━━━━━ SUPPLIED ENTRIES ━━━━━

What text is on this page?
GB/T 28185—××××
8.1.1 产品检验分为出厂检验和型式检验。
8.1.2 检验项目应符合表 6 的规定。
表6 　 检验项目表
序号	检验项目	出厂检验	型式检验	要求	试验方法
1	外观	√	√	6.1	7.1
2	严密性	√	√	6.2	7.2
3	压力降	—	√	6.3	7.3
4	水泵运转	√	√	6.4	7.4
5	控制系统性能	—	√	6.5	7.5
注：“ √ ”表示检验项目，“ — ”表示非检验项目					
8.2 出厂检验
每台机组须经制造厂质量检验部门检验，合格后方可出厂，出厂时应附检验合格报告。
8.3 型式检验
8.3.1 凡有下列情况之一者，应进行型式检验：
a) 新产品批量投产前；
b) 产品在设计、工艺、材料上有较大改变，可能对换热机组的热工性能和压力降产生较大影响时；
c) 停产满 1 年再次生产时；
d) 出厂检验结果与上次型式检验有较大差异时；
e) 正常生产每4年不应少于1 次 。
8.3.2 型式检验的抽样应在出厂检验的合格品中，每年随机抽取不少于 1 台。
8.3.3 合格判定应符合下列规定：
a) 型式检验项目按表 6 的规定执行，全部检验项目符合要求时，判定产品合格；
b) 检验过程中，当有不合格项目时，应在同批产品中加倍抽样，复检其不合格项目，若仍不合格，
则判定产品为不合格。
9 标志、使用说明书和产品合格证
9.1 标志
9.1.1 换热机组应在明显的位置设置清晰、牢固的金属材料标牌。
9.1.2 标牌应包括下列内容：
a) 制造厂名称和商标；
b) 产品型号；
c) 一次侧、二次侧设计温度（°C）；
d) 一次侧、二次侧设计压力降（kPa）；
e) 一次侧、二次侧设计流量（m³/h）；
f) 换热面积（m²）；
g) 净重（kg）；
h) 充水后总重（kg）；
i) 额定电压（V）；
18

━━━━━

_TASK TO COMPLETE_
Reproduce each record shown above without altering a single word.

_SOLUTION TO THE EXERCISE_
What text is on this page?
GB/T 28185—××××
8.1.1 产品检验分为出厂检验和型式检验。
8.1.2 检验项目应符合表 6 的规定。
表6 　 检验项目表
序号	检验项目	出厂检验	型式检验	要求	试验方法
1	外观	√	√	6.1	7.1
2	严密性	√	√	6.2	7.2
3	压力降	—	√	6.3	7.3
4	水泵运转	√	√	6.4	7.4
5	控制系统性能	—	√	6.5	7.5
注：“ √ ”表示检验项目，“ — ”表示非检验项目					
8.2 出厂检验
每台机组须经制造厂质量检验部门检验，合格后方可出厂，出厂时应附检验合格报告。
8.3 型式检验
8.3.1 凡有下列情况之一者，应进行型式检验：
a) 新产品批量投产前；
b) 产品在设计、工艺、材料上有较大改变，可能对换热机组的热工性能和压力降产生较大影响时；
c) 停产满 1 年再次生产时；
d) 出厂检验结果与上次型式检验有较大差异时；
e) 正常生产每4年不应少于1 次 。
8.3.2 型式检验的抽样应在出厂检验的合格品中，每年随机抽取不少于 1 台。
8.3.3 合格判定应符合下列规定：
a) 型式检验项目按表 6 的规定执行，全部检验项目符合要求时，判定产品合格；
b) 检验过程中，当有不合格项目时，应在同批产品中加倍抽样，复检其不合格项目，若仍不合格，
则判定产品为不合格。
9 标志、使用说明书和产品合格证
9.1 标志
9.1.1 换热机组应在明显的位置设置清晰、牢固的金属材料标牌。
9.1.2 标牌应包括下列内容：
a) 制造厂名称和商标；
b) 产品型号；
c) 一次侧、二次侧设计温度（°C）；
d) 一次侧、二次侧设计压力降（kPa）；
e) 一次侧、二次侧设计流量（m³/h）；
f) 换热面积（m²）；
g) 净重（kg）；
h) 充水后总重（kg）；
i) 额定电压（V）；
18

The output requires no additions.